= Direction =
Tally every line of the material that includes "disciplina", then give the tally and nothing else.

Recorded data
>>>>>

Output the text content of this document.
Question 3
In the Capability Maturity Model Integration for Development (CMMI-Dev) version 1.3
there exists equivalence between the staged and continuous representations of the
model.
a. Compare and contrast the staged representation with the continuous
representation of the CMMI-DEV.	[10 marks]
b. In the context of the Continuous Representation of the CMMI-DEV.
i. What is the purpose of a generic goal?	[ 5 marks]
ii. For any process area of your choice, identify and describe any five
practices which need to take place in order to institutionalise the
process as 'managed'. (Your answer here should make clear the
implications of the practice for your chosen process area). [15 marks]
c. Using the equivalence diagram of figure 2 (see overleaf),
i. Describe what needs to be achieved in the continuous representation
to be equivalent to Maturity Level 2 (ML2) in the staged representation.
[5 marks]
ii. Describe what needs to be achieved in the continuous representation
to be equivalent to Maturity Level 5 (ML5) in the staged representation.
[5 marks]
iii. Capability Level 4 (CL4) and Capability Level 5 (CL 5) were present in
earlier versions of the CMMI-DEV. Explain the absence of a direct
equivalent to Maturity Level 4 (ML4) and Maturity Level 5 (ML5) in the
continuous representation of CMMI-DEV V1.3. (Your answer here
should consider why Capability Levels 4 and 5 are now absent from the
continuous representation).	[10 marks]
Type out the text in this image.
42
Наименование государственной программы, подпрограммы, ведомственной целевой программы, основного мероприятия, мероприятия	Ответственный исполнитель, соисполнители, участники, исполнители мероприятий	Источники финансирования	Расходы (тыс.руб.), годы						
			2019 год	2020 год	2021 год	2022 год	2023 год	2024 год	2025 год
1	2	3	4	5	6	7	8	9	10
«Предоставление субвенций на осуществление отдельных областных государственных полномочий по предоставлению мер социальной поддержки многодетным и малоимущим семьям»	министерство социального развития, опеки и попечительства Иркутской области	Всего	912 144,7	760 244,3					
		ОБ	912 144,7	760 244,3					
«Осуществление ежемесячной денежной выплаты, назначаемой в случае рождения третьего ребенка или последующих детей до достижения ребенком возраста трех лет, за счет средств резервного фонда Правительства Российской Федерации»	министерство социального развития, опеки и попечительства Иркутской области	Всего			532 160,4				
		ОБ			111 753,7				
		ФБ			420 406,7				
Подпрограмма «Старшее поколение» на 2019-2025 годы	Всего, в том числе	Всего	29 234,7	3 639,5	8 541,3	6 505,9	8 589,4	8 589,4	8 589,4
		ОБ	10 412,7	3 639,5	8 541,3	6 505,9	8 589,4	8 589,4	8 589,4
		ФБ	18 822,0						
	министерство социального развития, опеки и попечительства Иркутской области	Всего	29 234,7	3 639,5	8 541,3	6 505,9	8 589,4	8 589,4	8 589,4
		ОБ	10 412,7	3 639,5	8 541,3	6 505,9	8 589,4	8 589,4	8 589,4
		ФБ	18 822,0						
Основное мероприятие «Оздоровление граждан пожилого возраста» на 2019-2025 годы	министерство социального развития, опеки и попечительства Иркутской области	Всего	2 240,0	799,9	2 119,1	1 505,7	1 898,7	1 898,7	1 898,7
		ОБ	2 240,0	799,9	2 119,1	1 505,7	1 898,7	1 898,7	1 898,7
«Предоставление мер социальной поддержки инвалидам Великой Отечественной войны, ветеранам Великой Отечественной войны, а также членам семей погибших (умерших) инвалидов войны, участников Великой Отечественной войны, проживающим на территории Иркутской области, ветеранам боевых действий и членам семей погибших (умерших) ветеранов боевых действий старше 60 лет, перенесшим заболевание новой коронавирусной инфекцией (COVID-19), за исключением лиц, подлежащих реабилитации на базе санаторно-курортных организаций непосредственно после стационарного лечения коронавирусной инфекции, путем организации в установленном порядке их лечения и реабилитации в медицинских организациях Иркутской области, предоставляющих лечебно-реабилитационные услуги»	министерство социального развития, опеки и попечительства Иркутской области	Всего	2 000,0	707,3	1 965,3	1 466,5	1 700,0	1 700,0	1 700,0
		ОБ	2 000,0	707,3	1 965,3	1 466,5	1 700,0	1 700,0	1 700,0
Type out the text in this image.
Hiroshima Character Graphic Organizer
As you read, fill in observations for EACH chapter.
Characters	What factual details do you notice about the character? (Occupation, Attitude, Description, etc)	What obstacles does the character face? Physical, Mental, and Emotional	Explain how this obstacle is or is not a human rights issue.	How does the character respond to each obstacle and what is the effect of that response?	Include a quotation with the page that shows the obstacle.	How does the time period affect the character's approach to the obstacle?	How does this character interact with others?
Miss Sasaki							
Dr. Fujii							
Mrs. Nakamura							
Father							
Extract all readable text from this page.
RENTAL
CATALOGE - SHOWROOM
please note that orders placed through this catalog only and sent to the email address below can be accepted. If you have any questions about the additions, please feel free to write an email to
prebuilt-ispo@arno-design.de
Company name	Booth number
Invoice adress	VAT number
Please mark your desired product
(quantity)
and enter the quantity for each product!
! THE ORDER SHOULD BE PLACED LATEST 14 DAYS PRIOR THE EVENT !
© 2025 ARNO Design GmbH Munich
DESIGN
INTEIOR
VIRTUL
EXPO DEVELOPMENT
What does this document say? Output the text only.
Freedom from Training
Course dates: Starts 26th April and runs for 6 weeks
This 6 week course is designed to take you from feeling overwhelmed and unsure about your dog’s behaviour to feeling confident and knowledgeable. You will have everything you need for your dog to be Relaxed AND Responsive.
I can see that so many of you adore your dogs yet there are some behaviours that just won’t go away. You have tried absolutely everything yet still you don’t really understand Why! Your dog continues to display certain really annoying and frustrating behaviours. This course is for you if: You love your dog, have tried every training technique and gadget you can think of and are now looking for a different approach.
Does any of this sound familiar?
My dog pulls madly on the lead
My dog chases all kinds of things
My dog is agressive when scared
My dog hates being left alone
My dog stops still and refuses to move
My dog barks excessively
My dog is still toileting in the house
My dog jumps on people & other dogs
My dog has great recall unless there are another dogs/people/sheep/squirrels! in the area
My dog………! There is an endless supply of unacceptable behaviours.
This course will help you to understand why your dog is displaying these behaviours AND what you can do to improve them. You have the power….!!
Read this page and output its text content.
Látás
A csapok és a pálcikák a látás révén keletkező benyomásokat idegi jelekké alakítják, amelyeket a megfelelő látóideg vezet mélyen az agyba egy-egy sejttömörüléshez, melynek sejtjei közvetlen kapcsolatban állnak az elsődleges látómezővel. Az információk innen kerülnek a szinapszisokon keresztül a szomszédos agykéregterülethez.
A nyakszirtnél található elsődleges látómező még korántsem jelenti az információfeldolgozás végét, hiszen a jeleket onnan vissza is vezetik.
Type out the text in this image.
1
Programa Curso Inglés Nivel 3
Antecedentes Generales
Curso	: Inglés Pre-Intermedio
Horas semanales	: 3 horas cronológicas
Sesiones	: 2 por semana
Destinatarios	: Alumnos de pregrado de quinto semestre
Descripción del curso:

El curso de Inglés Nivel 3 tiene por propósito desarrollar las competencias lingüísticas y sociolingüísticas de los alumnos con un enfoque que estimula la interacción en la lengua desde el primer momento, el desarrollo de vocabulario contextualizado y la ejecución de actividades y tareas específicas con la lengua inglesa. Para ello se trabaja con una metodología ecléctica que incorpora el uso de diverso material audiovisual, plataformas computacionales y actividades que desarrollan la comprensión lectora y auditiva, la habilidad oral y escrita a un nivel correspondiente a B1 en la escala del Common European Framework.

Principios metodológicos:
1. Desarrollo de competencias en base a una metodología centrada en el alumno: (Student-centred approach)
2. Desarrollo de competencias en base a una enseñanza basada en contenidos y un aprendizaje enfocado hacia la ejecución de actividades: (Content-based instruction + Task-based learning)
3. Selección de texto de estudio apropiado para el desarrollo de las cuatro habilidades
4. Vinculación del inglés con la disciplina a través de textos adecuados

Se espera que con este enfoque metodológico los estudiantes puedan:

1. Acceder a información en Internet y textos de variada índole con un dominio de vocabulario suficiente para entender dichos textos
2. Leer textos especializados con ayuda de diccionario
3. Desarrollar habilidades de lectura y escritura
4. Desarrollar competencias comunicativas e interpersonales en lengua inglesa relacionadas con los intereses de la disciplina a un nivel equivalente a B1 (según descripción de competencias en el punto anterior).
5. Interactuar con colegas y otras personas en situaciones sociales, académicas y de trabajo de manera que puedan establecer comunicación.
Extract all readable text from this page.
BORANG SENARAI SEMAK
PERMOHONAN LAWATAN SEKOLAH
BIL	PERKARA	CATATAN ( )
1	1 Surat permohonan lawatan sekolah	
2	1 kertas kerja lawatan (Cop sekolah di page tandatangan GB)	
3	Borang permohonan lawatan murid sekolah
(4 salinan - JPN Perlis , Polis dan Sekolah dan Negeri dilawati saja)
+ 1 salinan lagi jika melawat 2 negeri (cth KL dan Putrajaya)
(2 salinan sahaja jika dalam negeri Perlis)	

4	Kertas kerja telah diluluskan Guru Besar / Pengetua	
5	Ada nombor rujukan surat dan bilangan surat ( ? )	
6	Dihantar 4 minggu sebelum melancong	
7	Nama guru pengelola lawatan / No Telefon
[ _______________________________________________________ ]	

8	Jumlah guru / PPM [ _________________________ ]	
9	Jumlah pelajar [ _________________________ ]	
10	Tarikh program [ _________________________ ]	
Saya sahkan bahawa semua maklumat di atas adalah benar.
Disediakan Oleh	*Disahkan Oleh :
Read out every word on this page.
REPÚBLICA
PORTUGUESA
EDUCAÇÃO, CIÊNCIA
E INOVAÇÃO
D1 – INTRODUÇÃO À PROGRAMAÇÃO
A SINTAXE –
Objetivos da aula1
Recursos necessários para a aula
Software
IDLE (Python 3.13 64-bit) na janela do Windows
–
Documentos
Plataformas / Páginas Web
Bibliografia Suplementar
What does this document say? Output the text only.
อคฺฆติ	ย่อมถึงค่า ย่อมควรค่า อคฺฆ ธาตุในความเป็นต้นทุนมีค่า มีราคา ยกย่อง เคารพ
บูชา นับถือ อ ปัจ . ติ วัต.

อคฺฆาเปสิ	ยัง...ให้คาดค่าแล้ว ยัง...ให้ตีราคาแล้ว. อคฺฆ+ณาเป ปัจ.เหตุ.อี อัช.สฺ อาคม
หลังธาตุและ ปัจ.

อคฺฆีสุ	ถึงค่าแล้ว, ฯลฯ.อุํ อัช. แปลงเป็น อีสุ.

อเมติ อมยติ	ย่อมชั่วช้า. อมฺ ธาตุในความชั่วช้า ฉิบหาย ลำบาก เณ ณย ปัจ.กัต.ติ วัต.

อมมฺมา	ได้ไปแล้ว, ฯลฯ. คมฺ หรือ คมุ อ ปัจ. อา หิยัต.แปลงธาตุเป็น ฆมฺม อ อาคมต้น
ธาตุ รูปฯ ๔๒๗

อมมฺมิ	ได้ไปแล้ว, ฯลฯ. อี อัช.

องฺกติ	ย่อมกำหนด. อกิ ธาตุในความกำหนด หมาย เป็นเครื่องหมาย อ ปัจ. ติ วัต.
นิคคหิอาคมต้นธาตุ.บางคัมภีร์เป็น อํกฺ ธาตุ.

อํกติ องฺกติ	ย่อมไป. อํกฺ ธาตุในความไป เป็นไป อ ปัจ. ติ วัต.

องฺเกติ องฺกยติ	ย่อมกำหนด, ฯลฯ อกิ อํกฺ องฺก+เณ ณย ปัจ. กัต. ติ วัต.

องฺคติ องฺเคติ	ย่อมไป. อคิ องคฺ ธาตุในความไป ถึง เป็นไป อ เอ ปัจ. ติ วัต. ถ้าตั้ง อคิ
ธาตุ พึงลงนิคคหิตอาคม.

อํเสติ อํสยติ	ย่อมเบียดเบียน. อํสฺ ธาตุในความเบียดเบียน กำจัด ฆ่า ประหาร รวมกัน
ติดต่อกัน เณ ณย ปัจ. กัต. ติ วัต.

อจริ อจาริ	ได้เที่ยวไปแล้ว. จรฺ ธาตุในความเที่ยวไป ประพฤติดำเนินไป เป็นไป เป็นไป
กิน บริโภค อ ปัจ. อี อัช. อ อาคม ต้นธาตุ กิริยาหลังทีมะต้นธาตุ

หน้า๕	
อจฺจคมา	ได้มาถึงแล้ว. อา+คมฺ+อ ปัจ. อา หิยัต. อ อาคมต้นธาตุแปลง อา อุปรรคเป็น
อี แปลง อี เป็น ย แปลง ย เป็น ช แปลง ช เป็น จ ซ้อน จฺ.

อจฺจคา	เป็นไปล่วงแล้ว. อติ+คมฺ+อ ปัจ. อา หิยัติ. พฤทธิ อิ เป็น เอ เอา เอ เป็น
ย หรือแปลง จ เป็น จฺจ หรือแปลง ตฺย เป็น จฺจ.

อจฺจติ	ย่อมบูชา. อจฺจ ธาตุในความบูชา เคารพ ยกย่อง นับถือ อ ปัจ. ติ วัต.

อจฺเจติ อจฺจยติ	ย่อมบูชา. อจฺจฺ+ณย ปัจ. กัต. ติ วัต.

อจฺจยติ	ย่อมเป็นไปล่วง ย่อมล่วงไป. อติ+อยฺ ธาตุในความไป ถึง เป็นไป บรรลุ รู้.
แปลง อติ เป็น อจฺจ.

<<<<<

= Answer to the exercise =
2